Figure data in JSON
+ + +

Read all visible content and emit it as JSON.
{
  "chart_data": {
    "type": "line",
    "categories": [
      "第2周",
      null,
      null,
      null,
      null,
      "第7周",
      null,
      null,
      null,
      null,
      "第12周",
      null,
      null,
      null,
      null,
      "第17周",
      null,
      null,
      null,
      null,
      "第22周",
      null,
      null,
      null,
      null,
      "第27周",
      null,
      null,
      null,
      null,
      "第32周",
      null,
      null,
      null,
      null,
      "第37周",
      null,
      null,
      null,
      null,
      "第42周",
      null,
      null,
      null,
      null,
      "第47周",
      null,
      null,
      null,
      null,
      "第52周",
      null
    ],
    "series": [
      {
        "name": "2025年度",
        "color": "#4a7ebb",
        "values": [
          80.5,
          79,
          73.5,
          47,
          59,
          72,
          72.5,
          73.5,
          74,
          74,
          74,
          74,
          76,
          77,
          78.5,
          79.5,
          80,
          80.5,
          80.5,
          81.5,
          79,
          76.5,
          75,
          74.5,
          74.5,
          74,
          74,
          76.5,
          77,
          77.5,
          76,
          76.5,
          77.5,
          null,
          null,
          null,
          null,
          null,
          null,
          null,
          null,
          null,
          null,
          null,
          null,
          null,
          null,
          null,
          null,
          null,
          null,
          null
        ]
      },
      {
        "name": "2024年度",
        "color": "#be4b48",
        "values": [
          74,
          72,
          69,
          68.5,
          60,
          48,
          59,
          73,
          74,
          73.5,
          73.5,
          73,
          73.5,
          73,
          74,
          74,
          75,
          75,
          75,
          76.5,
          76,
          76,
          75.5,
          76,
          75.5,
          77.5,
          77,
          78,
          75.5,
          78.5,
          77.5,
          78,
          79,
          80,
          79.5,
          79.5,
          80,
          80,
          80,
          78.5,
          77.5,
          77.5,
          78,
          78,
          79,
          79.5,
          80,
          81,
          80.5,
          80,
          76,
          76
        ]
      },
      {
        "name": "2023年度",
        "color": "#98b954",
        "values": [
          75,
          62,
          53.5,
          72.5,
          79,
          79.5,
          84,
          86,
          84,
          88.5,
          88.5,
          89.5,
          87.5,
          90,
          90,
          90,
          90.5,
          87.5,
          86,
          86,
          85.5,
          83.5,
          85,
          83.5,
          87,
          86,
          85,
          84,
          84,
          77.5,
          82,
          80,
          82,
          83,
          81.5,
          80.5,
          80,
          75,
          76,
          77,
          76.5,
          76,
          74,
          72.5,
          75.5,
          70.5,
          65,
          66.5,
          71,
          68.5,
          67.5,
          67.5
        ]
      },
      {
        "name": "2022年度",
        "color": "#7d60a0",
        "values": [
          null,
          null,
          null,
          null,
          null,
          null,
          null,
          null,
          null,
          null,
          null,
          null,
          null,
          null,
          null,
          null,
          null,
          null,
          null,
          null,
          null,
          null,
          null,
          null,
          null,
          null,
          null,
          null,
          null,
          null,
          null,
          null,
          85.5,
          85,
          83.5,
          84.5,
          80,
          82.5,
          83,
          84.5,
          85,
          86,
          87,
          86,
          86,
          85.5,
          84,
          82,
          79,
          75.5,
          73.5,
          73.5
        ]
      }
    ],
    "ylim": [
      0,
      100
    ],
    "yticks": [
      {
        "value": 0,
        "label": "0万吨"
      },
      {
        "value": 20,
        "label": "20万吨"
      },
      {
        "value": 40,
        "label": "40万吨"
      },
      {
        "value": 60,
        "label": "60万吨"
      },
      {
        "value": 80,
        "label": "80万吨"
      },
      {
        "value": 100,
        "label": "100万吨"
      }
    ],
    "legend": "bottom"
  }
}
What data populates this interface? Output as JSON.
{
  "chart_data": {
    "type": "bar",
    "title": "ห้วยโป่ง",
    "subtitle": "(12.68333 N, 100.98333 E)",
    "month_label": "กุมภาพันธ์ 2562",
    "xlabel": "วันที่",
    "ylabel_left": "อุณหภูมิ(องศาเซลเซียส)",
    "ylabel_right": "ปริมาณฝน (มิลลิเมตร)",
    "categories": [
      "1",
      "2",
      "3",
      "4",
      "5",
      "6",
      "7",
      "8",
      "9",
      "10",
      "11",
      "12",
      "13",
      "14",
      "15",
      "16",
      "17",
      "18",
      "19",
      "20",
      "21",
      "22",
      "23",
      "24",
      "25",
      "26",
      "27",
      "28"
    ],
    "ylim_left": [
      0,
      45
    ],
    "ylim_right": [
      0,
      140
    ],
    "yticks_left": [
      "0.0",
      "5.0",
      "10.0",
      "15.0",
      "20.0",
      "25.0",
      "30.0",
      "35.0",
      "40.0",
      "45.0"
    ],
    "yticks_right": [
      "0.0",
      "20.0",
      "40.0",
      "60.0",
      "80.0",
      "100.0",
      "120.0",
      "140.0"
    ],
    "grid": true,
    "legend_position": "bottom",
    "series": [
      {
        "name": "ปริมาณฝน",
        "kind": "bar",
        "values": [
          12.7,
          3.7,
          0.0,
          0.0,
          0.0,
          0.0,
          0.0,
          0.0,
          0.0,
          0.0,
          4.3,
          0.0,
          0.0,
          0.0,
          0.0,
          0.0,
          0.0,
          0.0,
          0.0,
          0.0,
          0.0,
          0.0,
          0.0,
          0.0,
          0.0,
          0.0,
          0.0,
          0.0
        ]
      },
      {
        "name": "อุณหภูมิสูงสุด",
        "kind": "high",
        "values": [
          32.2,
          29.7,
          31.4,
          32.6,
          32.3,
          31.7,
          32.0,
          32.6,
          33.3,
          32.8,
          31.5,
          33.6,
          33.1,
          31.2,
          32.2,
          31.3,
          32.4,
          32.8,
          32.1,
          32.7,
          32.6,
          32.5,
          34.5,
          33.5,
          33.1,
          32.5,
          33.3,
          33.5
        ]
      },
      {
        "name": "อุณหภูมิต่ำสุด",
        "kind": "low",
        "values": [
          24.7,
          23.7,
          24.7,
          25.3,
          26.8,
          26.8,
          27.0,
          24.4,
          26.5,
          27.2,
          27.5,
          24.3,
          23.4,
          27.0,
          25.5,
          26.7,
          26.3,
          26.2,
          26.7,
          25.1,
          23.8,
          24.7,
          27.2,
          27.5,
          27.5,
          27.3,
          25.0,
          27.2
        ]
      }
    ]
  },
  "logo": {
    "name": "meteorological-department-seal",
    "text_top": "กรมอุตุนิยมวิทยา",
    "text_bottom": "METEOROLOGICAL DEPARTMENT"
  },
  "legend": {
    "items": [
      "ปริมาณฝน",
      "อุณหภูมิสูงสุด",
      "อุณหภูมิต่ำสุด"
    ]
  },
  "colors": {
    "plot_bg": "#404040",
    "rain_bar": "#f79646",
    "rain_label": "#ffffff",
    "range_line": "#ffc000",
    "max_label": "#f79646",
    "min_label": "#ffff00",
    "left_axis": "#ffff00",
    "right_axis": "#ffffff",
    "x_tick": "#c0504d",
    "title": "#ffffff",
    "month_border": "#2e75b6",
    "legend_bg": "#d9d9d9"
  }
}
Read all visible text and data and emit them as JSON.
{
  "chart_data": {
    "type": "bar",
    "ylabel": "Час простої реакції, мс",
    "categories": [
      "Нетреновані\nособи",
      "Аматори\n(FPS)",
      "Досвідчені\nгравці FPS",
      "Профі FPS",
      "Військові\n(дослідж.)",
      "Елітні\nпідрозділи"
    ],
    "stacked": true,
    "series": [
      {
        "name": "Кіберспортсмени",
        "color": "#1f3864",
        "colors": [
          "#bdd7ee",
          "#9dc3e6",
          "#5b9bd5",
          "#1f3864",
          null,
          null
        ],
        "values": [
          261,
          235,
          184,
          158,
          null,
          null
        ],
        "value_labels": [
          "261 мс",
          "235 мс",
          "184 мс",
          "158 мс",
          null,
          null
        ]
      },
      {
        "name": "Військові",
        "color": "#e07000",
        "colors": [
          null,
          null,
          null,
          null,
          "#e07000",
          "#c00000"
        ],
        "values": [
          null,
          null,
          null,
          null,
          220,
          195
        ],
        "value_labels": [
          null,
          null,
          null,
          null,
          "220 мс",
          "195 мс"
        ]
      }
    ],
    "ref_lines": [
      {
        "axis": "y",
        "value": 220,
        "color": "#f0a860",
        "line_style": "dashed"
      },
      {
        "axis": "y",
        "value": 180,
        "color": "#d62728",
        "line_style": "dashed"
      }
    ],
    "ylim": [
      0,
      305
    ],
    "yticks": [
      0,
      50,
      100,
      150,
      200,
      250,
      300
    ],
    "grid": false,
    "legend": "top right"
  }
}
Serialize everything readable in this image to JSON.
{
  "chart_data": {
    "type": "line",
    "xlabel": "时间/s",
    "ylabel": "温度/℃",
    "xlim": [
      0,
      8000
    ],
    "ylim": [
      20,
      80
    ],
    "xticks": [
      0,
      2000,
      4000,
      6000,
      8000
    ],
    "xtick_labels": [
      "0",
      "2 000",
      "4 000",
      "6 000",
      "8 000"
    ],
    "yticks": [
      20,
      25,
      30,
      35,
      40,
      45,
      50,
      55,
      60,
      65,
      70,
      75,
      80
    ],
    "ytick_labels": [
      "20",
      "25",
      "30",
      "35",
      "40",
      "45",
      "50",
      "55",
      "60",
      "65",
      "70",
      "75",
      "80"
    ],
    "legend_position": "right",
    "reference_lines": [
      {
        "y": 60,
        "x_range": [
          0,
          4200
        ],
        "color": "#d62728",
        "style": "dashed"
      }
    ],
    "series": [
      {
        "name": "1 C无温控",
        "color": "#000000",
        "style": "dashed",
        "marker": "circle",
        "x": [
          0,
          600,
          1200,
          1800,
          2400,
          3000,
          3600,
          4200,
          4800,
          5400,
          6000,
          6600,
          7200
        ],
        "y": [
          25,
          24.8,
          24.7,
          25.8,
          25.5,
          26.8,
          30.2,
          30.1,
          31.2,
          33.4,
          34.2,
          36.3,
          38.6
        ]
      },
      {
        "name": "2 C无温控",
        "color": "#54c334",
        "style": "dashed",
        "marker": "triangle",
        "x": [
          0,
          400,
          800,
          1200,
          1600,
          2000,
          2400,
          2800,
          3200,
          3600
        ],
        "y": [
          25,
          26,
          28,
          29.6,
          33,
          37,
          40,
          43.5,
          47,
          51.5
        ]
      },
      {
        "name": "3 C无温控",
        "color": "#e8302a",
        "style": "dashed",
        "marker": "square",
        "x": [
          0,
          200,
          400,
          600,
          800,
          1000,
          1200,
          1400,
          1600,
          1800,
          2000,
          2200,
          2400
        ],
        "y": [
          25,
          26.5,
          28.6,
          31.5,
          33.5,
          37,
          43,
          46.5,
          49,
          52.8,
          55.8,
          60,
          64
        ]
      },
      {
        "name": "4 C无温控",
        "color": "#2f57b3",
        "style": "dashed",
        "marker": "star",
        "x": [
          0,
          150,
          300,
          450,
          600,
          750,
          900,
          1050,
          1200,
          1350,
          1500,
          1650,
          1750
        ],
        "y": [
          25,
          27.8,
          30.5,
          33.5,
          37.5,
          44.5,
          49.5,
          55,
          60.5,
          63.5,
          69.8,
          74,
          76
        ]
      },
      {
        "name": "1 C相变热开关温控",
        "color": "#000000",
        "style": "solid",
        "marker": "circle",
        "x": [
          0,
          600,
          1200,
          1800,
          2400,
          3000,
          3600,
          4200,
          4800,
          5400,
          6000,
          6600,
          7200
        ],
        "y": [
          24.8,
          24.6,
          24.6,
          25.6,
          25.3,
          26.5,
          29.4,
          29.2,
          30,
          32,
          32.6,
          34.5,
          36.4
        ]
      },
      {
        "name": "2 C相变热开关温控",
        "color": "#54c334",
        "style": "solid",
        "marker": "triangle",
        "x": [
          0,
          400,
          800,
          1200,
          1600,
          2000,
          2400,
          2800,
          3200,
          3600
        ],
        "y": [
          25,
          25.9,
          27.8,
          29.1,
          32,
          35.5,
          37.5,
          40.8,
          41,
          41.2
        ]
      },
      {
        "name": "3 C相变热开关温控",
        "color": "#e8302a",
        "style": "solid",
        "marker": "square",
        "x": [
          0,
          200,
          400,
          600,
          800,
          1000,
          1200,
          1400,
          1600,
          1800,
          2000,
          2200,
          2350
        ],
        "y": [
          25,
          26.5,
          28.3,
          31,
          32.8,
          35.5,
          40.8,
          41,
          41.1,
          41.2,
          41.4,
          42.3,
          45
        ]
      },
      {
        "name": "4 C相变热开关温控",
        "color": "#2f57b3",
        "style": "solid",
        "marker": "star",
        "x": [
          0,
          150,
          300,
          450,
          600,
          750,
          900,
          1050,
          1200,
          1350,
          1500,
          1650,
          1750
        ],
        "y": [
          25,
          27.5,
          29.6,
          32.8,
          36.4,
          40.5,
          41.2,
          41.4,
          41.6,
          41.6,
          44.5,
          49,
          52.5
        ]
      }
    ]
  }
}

+ + +

Search the data above for lines holding "Військові" and copy each of them.

# Solution for this exercise:
      "Військові\n(дослідж.)",
        "name": "Військові",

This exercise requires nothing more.